_Task description:_
Without including any images, repeat the data exactly.

_Data supplied:_

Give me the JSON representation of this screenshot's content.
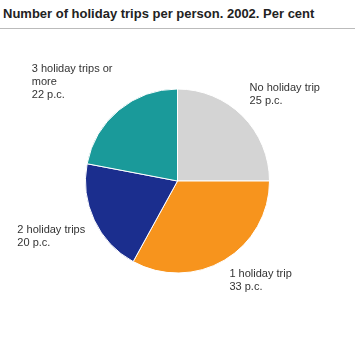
{
  "chart_data": {
    "type": "pie",
    "title": "Number of holiday trips per person. 2002. Per cent",
    "categories": [
      "No holiday trip",
      "1 holiday trip",
      "2 holiday trips",
      "3 holiday trips or more"
    ],
    "values": [
      25,
      33,
      20,
      22
    ],
    "value_labels": [
      "25 p.c.",
      "33 p.c.",
      "20 p.c.",
      "22 p.c."
    ],
    "colors": [
      "#d4d4d4",
      "#f7941d",
      "#1b2e8e",
      "#1a9a9a"
    ],
    "data_labels": true
  }
}
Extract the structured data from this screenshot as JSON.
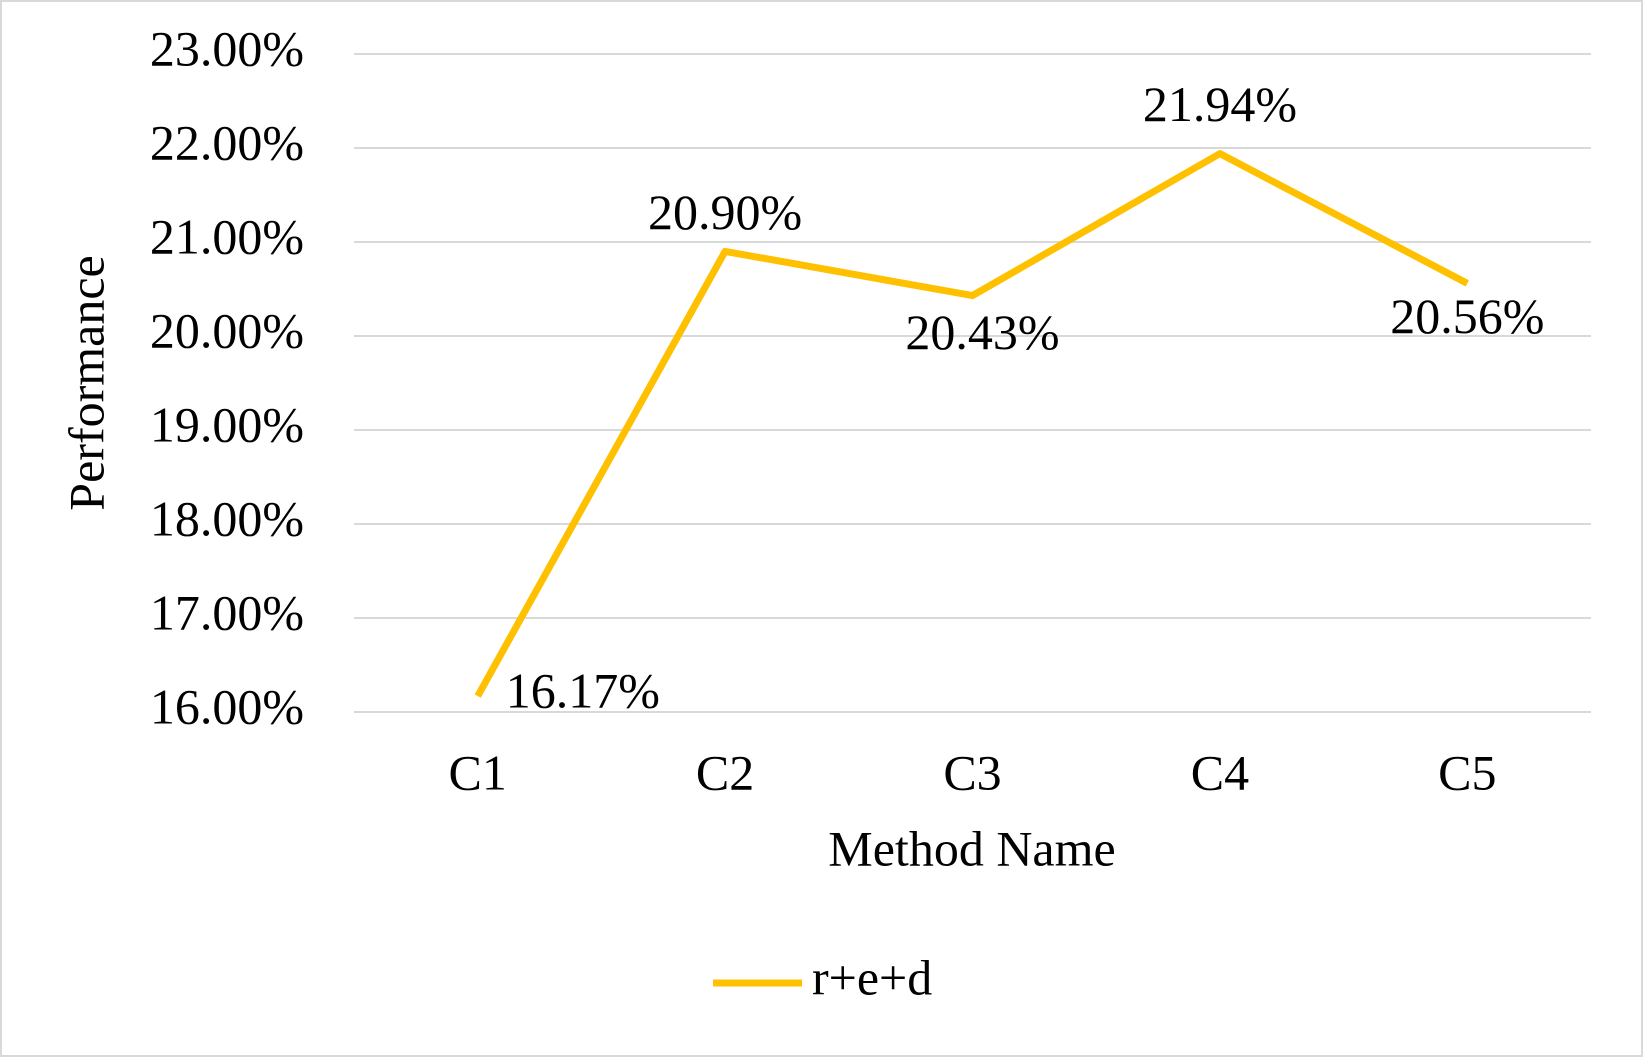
{
  "chart_data": {
    "type": "line",
    "x_label": "Method Name",
    "y_label": "Performance",
    "categories": [
      "C1",
      "C2",
      "C3",
      "C4",
      "C5"
    ],
    "series": [
      {
        "name": "r+e+d",
        "color": "#ffc000",
        "values": [
          16.17,
          20.9,
          20.43,
          21.94,
          20.56
        ],
        "value_labels": [
          "16.17%",
          "20.90%",
          "20.43%",
          "21.94%",
          "20.56%"
        ]
      }
    ],
    "ylim": [
      16,
      23
    ],
    "yticks": [
      {
        "value": 16,
        "label": "16.00%"
      },
      {
        "value": 17,
        "label": "17.00%"
      },
      {
        "value": 18,
        "label": "18.00%"
      },
      {
        "value": 19,
        "label": "19.00%"
      },
      {
        "value": 20,
        "label": "20.00%"
      },
      {
        "value": 21,
        "label": "21.00%"
      },
      {
        "value": 22,
        "label": "22.00%"
      },
      {
        "value": 23,
        "label": "23.00%"
      }
    ],
    "grid": true,
    "legend": "bottom"
  }
}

_Output of the exercise:_
Give me the JSON representation of this screenshot's content.
{
  "chart_data": {
    "type": "pie",
    "title": "Number of holiday trips per person. 2002. Per cent",
    "categories": [
      "No holiday trip",
      "1 holiday trip",
      "2 holiday trips",
      "3 holiday trips or more"
    ],
    "values": [
      25,
      33,
      20,
      22
    ],
    "value_labels": [
      "25 p.c.",
      "33 p.c.",
      "20 p.c.",
      "22 p.c."
    ],
    "colors": [
      "#d4d4d4",
      "#f7941d",
      "#1b2e8e",
      "#1a9a9a"
    ],
    "data_labels": true
  }
}
Extract the structured data from this screenshot as JSON.
{
  "chart_data": {
    "type": "line",
    "x_label": "Method Name",
    "y_label": "Performance",
    "categories": [
      "C1",
      "C2",
      "C3",
      "C4",
      "C5"
    ],
    "series": [
      {
        "name": "r+e+d",
        "color": "#ffc000",
        "values": [
          16.17,
          20.9,
          20.43,
          21.94,
          20.56
        ],
        "value_labels": [
          "16.17%",
          "20.90%",
          "20.43%",
          "21.94%",
          "20.56%"
        ]
      }
    ],
    "ylim": [
      16,
      23
    ],
    "yticks": [
      {
        "value": 16,
        "label": "16.00%"
      },
      {
        "value": 17,
        "label": "17.00%"
      },
      {
        "value": 18,
        "label": "18.00%"
      },
      {
        "value": 19,
        "label": "19.00%"
      },
      {
        "value": 20,
        "label": "20.00%"
      },
      {
        "value": 21,
        "label": "21.00%"
      },
      {
        "value": 22,
        "label": "22.00%"
      },
      {
        "value": 23,
        "label": "23.00%"
      }
    ],
    "grid": true,
    "legend": "bottom"
  }
}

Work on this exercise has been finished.